_PROBLEM TO WORK ON:_ Give the listing again character for character, but drop the images.

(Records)
(begin)

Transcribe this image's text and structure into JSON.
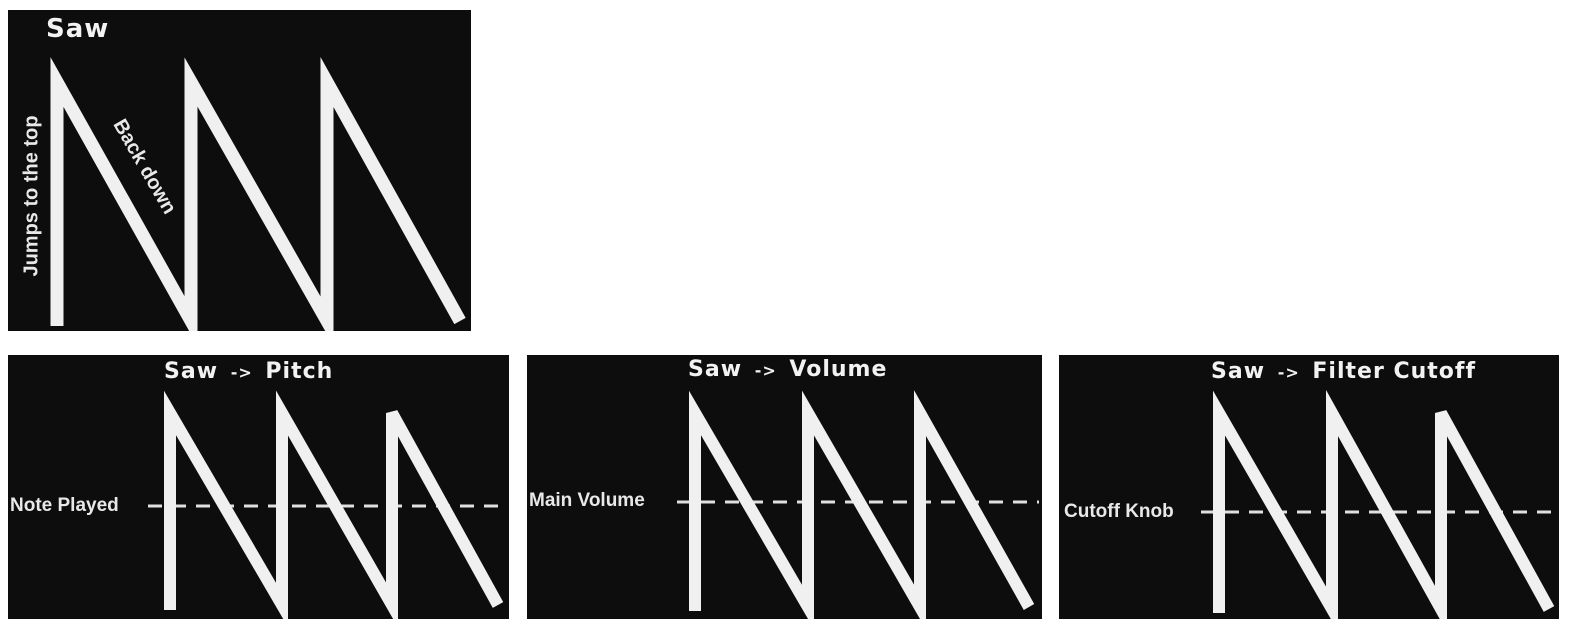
{
  "panels": [
    {
      "title": "Saw",
      "labels": {
        "rise": "Jumps to the top",
        "fall": "Back down"
      },
      "waveform": "sawtooth",
      "cycles": 3
    },
    {
      "title": "Saw",
      "arrow": "->",
      "target": "Pitch",
      "reference_label": "Note Played",
      "waveform": "sawtooth",
      "cycles": 3
    },
    {
      "title": "Saw",
      "arrow": "->",
      "target": "Volume",
      "reference_label": "Main Volume",
      "waveform": "sawtooth",
      "cycles": 3
    },
    {
      "title": "Saw",
      "arrow": "->",
      "target": "Filter Cutoff",
      "reference_label": "Cutoff Knob",
      "waveform": "sawtooth",
      "cycles": 3
    }
  ],
  "colors": {
    "background": "#0d0d0d",
    "wave": "#f0f0f0",
    "text": "#f2f2f2"
  }
}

(end)

_CORRECT ANSWER:_
Transcribe this image's text and structure into JSON.
{
  "panels": [
    {
      "title": "Saw",
      "labels": {
        "rise": "Jumps to the top",
        "fall": "Back down"
      },
      "waveform": "sawtooth",
      "cycles": 3
    },
    {
      "title": "Saw",
      "arrow": "->",
      "target": "Pitch",
      "reference_label": "Note Played",
      "waveform": "sawtooth",
      "cycles": 3
    },
    {
      "title": "Saw",
      "arrow": "->",
      "target": "Volume",
      "reference_label": "Main Volume",
      "waveform": "sawtooth",
      "cycles": 3
    },
    {
      "title": "Saw",
      "arrow": "->",
      "target": "Filter Cutoff",
      "reference_label": "Cutoff Knob",
      "waveform": "sawtooth",
      "cycles": 3
    }
  ],
  "colors": {
    "background": "#0d0d0d",
    "wave": "#f0f0f0",
    "text": "#f2f2f2"
  }
}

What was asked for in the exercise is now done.